**Records excerpted from a collection**
----------------

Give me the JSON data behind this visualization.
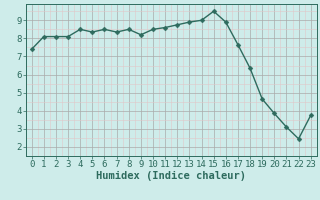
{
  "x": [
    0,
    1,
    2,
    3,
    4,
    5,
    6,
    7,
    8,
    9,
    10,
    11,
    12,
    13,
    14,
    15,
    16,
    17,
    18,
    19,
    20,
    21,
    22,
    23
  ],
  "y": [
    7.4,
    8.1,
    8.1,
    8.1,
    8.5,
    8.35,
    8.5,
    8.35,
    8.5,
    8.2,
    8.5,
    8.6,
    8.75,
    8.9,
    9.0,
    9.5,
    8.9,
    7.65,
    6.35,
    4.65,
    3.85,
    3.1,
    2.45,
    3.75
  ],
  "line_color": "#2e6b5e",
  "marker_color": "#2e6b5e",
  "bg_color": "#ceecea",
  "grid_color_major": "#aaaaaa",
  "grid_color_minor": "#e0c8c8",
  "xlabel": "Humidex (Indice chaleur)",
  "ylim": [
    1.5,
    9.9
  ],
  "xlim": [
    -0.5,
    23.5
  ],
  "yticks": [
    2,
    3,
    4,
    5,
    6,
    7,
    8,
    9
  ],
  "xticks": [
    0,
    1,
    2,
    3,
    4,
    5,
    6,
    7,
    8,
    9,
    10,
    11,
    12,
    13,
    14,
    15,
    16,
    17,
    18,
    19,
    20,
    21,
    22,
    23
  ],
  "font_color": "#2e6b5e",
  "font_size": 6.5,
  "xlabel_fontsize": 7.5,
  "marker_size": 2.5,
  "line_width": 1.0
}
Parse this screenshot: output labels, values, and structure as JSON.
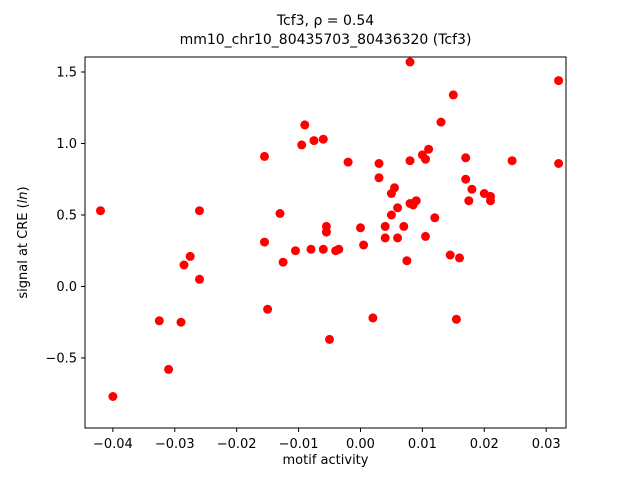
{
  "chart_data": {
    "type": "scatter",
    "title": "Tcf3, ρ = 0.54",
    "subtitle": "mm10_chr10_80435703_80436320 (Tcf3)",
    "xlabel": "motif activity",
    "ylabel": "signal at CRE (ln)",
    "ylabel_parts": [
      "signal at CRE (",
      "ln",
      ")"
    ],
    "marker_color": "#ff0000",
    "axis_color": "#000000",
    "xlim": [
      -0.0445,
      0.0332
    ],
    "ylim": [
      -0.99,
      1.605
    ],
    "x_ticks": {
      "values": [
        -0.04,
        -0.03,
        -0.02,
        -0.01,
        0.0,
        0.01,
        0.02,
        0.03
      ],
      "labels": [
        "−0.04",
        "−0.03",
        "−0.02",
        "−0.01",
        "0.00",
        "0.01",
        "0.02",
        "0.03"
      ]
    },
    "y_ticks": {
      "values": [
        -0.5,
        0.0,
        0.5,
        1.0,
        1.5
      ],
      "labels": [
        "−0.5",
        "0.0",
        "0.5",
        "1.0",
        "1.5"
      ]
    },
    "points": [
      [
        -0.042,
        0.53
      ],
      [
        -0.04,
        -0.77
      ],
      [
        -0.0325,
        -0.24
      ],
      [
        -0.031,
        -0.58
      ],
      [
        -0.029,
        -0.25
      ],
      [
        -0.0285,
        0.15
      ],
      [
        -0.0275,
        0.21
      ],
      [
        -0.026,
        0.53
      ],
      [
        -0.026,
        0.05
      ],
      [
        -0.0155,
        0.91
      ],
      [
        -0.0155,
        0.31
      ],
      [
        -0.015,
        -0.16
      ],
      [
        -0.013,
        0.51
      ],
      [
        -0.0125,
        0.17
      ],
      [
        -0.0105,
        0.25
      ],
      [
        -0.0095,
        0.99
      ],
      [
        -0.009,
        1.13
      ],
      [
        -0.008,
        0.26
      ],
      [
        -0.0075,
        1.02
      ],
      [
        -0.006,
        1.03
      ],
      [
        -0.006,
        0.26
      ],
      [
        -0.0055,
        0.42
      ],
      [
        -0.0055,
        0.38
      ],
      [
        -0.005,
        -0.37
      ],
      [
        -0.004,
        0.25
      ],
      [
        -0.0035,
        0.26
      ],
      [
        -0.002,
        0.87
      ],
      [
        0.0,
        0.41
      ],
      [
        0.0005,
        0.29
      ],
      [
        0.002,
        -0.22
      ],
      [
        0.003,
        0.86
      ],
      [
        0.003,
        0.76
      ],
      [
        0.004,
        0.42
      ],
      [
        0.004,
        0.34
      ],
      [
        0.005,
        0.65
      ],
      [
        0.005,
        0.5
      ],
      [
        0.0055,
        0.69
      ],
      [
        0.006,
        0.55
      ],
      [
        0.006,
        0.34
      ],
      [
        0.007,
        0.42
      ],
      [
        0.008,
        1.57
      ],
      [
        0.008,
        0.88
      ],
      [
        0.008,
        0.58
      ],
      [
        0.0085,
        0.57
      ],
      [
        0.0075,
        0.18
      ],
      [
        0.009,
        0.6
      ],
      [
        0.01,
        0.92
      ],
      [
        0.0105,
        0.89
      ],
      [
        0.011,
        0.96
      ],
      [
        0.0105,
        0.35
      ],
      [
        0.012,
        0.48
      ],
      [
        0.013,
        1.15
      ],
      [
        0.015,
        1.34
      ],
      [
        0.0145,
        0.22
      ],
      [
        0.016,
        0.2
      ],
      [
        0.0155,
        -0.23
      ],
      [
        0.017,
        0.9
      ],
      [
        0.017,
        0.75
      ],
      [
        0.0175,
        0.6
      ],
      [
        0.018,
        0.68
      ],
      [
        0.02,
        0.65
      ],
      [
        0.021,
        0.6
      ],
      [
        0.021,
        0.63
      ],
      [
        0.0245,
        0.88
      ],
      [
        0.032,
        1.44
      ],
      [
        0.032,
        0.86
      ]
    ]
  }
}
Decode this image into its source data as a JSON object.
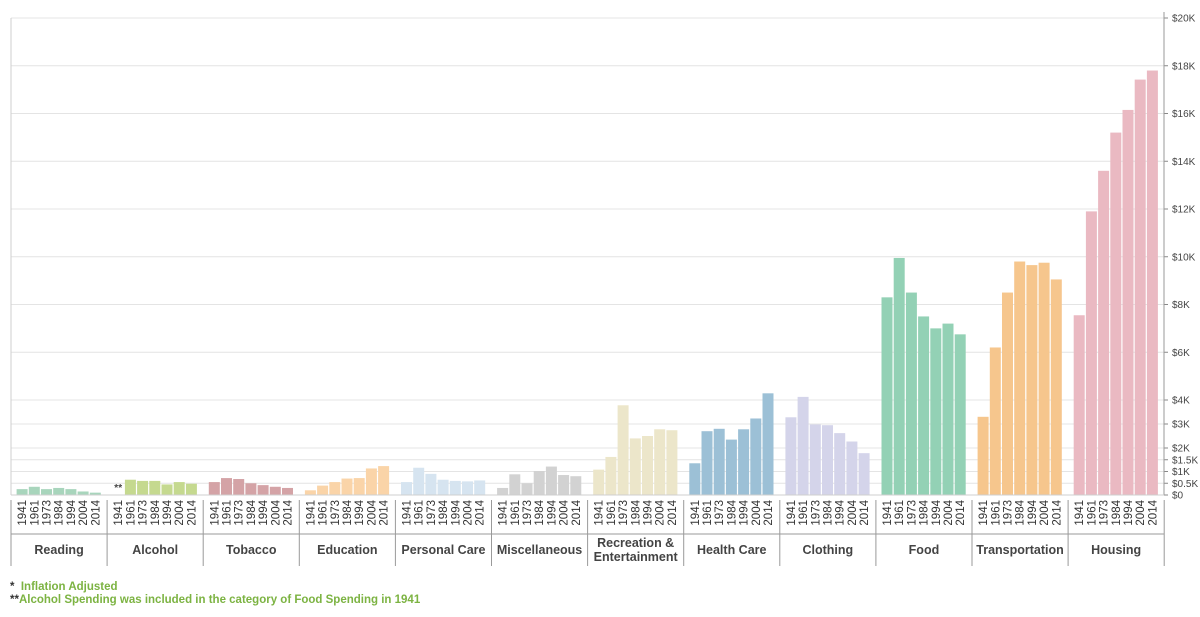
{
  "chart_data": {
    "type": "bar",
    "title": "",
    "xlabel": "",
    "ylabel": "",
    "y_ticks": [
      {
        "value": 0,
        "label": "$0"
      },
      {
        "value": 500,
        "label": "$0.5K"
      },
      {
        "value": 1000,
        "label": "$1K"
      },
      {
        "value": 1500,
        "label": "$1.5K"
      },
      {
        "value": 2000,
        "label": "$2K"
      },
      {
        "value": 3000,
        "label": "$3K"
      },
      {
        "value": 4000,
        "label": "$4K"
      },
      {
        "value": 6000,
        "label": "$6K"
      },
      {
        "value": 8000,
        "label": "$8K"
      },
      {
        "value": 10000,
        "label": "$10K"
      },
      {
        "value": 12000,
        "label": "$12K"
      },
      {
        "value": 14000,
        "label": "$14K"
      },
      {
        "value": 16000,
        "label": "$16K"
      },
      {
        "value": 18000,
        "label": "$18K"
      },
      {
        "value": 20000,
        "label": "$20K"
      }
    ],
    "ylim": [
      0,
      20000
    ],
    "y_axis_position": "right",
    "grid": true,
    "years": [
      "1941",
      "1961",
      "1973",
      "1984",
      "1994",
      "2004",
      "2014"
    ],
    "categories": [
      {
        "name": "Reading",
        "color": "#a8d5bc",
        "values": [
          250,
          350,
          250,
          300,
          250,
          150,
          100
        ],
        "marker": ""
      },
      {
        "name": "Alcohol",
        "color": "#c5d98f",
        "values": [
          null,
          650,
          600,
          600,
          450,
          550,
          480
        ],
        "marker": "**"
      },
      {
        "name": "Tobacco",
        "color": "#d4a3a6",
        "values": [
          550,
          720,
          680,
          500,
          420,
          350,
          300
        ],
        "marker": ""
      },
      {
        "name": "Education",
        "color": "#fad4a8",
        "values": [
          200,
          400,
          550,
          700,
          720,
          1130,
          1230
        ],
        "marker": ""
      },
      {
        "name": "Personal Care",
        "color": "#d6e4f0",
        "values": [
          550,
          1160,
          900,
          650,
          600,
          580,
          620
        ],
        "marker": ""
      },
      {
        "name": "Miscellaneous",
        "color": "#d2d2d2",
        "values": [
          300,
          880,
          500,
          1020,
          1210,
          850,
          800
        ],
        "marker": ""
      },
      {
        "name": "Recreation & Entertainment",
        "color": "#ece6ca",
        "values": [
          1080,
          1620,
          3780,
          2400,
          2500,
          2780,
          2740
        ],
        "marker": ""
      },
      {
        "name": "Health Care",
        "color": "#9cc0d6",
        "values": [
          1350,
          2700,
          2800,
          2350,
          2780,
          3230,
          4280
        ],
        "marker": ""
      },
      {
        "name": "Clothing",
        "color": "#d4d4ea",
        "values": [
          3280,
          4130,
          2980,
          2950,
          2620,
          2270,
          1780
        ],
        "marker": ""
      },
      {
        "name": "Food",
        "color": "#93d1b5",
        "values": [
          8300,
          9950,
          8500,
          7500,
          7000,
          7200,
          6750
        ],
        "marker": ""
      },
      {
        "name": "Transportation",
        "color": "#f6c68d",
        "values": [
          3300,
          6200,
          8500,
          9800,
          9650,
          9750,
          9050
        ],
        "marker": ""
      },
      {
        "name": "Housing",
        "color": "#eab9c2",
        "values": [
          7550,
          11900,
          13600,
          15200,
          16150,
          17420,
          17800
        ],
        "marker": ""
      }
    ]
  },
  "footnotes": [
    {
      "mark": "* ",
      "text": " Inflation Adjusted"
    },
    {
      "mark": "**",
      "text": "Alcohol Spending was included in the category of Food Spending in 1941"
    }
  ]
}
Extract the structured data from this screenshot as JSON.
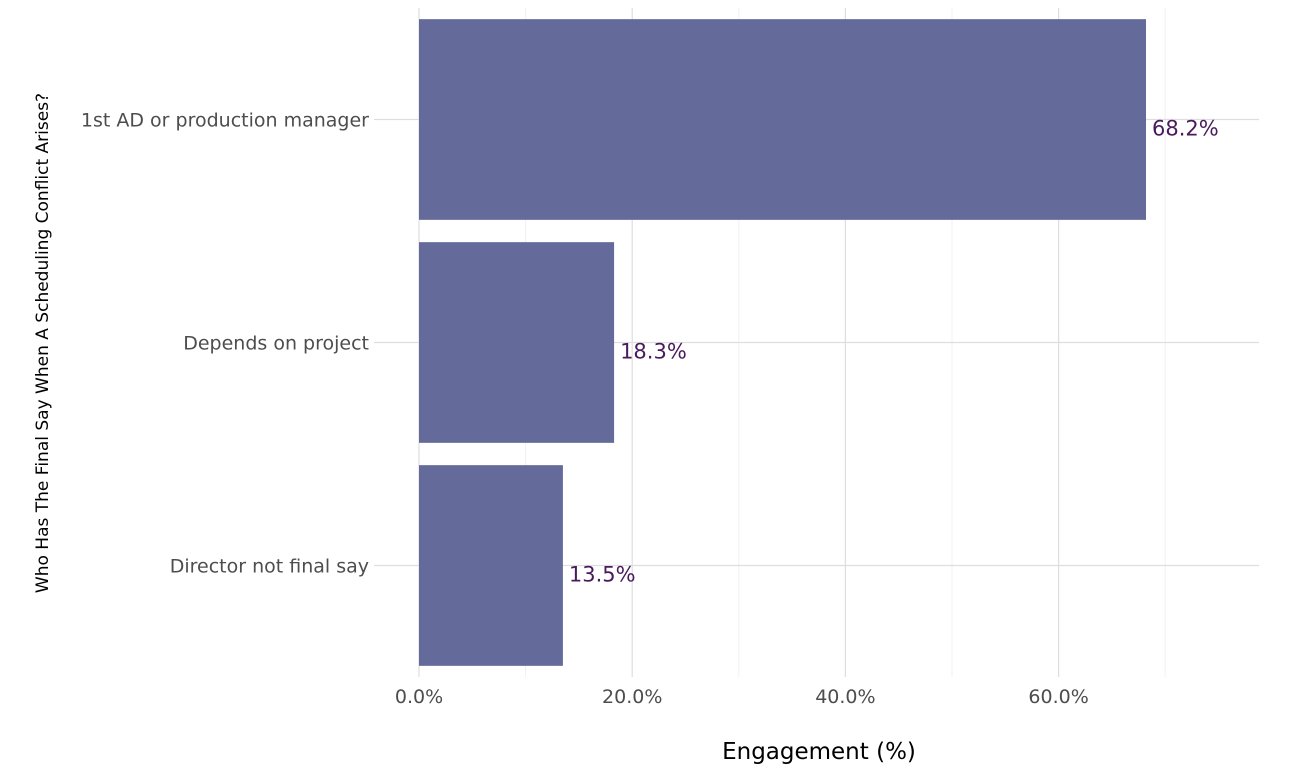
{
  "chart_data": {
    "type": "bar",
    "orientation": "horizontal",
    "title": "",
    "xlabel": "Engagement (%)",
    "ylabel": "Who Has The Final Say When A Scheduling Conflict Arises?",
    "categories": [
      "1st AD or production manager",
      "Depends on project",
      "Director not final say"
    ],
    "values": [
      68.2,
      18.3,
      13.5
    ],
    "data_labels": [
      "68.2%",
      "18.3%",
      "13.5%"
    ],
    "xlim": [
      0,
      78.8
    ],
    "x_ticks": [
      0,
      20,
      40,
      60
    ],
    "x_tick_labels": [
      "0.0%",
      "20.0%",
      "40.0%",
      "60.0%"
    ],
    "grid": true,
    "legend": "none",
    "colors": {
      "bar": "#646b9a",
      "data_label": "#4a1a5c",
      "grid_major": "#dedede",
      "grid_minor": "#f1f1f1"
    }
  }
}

----------------

Track down every line holding the string "Care" and copy it.

        "name": "Personal Care",
        "name": "Health Care",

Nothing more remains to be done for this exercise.